Collected data:
┌────────
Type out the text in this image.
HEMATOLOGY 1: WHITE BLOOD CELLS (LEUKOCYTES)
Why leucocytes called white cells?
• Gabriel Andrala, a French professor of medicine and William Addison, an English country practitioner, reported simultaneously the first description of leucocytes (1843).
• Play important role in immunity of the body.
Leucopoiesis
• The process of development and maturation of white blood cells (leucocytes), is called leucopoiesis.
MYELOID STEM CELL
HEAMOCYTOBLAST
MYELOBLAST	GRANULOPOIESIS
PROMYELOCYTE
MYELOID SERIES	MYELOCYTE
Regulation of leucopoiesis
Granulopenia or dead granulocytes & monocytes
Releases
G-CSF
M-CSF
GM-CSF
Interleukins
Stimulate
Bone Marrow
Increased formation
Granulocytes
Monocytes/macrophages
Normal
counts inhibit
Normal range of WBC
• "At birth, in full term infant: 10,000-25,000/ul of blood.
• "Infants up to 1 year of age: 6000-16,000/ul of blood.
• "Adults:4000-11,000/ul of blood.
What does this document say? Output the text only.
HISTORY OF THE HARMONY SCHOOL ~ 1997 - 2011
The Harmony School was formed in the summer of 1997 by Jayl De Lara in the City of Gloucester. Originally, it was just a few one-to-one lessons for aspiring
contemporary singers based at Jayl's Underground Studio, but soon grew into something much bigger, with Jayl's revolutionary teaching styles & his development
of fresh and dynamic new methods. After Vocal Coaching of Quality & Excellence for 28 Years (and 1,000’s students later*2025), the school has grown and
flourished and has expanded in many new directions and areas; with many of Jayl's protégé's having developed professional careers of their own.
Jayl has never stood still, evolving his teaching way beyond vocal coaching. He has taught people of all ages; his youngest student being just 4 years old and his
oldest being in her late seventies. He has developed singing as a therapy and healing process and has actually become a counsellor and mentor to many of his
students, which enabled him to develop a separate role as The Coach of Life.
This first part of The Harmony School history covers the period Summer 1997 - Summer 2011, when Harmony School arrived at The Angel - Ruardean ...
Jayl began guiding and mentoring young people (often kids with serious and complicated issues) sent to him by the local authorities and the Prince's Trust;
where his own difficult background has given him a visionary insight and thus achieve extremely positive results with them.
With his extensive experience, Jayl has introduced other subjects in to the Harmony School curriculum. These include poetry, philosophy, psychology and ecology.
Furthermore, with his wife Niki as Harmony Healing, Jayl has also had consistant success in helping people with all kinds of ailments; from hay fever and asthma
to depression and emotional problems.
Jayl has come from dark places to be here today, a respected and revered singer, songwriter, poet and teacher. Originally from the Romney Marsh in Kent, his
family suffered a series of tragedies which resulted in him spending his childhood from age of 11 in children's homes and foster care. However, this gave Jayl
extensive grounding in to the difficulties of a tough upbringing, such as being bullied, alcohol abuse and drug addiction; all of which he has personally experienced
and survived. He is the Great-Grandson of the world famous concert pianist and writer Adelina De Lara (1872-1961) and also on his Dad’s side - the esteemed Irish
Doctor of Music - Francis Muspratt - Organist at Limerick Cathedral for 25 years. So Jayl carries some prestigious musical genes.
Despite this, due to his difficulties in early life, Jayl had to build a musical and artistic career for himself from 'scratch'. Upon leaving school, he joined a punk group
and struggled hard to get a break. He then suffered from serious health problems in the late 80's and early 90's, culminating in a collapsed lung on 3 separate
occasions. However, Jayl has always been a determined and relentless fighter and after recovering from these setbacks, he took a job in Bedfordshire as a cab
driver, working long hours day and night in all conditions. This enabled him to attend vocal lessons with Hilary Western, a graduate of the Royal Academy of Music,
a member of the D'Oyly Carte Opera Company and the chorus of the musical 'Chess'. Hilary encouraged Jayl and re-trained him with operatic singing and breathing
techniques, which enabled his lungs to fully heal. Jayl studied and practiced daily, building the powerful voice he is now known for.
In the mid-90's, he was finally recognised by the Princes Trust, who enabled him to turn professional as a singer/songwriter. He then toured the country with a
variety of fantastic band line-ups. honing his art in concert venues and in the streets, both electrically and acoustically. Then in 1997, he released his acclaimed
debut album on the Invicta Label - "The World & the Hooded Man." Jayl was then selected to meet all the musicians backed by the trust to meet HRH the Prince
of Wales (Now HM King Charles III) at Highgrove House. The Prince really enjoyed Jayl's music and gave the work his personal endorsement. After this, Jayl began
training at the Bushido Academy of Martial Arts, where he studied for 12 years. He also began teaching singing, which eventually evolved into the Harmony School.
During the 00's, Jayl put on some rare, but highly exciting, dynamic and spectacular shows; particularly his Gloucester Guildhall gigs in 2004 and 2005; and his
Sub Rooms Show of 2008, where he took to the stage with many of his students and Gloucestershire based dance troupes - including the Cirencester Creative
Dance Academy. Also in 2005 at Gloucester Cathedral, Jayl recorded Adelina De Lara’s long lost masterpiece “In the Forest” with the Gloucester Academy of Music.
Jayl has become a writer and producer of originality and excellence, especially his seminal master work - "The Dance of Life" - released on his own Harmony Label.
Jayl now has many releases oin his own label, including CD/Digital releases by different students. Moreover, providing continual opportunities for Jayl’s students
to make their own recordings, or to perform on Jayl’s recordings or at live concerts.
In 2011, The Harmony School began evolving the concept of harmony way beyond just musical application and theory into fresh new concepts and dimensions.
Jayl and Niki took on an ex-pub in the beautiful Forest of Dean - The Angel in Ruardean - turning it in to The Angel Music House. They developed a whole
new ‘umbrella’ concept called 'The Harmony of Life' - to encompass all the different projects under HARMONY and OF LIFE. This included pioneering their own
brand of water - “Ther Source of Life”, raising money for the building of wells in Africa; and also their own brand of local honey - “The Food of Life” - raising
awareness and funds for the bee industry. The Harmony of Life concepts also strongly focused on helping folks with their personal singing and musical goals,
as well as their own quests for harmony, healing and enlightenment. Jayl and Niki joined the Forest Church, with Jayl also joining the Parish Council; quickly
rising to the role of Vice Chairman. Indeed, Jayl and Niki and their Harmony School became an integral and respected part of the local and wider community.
└────────
** Requirement **
Copy every line in the records above that contains the word "Originally".

** Output for this task **
The Harmony School was formed in the summer of 1997 by Jayl De Lara in the City of Gloucester. Originally, it was just a few one-to-one lessons for aspiring
Jayl has come from dark places to be here today, a respected and revered singer, songwriter, poet and teacher. Originally from the Romney Marsh in Kent, his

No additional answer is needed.